* **What to work on**
Find each line holding "title" and copy it out.
++++ Record extracts
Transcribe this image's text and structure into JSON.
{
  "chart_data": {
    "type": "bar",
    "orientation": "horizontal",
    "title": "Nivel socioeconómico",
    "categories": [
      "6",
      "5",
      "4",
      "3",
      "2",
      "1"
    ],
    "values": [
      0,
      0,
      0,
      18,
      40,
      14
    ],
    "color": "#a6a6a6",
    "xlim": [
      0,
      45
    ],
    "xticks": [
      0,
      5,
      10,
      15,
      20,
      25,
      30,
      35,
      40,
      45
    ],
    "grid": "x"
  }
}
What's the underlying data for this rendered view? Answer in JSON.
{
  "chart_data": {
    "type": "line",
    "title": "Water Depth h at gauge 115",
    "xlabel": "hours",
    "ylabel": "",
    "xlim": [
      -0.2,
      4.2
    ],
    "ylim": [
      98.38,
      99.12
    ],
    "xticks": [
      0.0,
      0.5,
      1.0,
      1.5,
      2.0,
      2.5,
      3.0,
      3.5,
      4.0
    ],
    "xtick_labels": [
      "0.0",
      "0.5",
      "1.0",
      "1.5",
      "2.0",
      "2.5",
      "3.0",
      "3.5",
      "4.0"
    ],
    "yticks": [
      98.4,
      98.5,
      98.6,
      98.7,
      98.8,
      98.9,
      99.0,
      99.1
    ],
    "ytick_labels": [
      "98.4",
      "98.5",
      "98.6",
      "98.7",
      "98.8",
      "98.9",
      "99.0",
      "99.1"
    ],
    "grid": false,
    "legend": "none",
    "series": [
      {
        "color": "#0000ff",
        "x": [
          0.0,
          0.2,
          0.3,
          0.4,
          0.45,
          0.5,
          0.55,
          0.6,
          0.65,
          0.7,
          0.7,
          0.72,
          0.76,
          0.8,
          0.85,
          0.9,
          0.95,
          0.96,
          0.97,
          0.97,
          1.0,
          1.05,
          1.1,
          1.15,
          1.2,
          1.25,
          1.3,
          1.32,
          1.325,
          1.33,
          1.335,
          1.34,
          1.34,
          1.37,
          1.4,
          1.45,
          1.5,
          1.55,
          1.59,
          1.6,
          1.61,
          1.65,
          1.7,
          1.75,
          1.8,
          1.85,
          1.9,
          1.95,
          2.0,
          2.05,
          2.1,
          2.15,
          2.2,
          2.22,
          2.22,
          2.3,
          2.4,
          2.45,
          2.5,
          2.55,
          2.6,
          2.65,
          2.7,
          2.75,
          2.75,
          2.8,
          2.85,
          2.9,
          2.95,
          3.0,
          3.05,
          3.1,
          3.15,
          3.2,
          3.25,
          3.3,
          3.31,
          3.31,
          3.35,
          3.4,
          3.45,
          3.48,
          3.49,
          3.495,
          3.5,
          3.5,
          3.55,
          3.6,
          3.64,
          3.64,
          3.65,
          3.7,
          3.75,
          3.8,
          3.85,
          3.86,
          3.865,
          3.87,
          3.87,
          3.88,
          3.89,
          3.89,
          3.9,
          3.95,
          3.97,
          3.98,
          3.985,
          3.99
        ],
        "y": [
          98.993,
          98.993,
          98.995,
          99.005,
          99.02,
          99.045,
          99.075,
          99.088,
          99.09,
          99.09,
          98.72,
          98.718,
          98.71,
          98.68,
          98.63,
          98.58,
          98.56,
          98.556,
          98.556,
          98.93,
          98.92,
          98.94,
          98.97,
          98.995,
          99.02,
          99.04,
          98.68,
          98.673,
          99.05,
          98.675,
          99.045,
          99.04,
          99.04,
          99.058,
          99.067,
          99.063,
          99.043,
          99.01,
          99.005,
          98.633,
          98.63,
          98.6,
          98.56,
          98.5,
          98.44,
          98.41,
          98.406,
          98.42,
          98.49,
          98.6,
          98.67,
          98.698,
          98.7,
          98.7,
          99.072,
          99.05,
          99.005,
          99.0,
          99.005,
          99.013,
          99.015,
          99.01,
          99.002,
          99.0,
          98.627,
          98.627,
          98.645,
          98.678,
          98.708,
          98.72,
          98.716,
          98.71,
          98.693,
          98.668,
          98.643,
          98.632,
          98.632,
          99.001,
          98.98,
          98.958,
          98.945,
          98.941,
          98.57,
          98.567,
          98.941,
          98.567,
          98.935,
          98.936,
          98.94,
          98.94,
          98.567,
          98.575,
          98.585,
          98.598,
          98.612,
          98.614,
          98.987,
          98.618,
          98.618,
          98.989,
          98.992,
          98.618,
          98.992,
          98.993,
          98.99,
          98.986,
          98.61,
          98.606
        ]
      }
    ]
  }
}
++++++++
* **Response for this exercise**
    "title": "Nivel socioeconómico",
    "title": "Water Depth h at gauge 115",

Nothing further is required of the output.